Directions for this task:
Search the records for "true" and copy each line that holds it.

(Data records)

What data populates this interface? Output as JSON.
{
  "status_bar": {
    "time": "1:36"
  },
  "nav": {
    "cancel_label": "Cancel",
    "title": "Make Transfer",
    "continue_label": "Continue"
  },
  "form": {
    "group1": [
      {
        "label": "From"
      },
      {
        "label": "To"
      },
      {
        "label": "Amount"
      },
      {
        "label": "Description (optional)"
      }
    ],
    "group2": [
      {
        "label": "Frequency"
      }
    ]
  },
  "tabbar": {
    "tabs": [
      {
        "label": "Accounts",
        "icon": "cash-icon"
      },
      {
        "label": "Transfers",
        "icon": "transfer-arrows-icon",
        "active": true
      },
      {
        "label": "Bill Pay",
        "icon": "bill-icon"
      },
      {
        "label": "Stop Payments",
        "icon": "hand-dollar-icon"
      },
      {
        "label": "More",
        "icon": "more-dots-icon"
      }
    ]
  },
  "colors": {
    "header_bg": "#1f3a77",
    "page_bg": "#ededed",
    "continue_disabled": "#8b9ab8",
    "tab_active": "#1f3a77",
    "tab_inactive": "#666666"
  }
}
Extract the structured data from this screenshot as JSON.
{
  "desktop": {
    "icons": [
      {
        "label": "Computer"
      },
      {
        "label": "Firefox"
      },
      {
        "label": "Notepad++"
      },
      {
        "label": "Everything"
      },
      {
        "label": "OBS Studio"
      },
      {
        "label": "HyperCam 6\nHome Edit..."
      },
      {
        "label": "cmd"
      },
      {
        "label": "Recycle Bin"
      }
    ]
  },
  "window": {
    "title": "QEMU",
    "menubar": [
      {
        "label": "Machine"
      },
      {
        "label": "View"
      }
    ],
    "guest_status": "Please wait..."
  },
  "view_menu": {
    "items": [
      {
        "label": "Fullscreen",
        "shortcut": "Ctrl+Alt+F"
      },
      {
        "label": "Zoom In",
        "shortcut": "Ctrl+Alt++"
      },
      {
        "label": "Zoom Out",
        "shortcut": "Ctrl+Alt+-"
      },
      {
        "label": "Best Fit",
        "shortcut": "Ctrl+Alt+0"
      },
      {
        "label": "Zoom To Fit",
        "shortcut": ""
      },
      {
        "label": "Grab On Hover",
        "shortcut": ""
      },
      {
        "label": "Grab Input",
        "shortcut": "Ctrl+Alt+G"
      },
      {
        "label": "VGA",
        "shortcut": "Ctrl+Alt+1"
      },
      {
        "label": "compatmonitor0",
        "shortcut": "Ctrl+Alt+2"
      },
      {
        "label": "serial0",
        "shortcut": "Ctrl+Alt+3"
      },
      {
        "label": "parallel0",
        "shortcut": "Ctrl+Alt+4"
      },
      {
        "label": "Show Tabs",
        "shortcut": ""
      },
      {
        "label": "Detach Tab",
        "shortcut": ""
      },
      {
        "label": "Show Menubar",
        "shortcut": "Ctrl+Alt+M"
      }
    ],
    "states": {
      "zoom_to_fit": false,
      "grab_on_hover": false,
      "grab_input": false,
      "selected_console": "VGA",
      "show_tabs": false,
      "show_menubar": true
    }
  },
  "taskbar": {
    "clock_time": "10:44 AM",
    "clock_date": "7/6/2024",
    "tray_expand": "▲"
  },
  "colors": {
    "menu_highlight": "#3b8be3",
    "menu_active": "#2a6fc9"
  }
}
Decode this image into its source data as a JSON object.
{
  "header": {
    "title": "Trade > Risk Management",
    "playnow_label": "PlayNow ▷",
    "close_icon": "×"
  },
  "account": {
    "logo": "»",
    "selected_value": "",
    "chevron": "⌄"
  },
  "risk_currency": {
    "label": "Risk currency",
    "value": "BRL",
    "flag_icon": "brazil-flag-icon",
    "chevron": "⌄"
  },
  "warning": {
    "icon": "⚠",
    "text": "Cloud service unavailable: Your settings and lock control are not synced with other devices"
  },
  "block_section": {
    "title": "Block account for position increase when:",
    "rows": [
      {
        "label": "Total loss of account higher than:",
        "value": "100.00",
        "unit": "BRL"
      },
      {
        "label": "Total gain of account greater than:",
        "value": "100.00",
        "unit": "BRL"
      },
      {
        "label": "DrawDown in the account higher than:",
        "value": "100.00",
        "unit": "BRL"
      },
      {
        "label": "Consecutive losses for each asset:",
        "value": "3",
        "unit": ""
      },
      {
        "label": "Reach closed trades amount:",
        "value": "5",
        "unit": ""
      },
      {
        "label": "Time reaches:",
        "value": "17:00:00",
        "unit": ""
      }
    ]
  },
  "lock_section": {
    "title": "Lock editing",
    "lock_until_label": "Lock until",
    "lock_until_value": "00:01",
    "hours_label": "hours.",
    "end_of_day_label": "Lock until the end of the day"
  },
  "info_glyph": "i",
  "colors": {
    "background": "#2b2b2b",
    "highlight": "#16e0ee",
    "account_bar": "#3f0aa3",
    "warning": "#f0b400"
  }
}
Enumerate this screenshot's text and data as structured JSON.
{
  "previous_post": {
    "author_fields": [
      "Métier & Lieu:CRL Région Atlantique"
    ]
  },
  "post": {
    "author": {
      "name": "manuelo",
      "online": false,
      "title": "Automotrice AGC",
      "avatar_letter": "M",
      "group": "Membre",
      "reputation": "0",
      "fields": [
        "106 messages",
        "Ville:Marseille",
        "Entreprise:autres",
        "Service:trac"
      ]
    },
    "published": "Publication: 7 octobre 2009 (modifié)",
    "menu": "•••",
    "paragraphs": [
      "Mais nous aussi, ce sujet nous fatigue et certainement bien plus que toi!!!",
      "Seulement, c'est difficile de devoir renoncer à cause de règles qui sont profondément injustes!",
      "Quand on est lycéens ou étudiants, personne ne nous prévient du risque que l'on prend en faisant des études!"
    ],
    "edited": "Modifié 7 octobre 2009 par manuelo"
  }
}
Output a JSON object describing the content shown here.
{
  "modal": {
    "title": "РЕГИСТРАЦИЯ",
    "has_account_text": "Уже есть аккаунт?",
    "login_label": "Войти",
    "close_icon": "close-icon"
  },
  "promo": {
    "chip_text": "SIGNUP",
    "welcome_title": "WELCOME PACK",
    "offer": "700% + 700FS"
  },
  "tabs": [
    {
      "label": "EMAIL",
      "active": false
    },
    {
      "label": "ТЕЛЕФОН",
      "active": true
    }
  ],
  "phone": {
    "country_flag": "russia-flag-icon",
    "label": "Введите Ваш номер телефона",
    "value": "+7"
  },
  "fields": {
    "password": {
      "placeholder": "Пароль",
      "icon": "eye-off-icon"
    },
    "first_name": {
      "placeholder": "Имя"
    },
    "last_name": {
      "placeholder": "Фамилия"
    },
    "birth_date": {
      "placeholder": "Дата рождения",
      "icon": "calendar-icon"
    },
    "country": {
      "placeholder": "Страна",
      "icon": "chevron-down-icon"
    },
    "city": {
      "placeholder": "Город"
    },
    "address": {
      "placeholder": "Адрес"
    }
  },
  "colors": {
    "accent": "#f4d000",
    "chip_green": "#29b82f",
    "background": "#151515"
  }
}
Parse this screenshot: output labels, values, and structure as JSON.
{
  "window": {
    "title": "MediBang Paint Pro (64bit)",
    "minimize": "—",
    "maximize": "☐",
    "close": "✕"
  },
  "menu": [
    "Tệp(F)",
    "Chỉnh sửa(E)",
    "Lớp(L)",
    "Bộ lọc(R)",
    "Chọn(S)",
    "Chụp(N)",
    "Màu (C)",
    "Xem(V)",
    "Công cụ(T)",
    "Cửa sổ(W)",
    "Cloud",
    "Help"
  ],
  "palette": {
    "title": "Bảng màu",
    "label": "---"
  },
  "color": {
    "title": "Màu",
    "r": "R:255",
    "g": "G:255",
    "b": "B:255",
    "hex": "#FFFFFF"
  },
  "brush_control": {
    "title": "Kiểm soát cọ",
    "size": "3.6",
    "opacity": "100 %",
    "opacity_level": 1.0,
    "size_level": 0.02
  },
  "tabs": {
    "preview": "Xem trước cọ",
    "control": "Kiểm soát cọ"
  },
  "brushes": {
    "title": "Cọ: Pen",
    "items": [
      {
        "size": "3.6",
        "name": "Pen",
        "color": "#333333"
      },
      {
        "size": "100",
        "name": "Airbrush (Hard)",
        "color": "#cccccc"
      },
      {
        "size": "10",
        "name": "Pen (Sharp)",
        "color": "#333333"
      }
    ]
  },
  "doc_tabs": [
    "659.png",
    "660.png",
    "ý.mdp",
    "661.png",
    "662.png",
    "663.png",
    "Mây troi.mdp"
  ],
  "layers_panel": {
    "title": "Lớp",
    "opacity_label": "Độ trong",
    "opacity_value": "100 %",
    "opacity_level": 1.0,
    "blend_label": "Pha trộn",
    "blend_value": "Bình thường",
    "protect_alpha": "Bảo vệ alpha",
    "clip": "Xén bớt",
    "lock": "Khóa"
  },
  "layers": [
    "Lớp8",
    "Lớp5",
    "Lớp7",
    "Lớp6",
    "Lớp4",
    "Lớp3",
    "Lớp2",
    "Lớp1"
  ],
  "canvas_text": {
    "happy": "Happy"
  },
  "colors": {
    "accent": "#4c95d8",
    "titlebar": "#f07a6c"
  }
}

Complete answer:
        "active": true
      "show_menubar": true
      "active": true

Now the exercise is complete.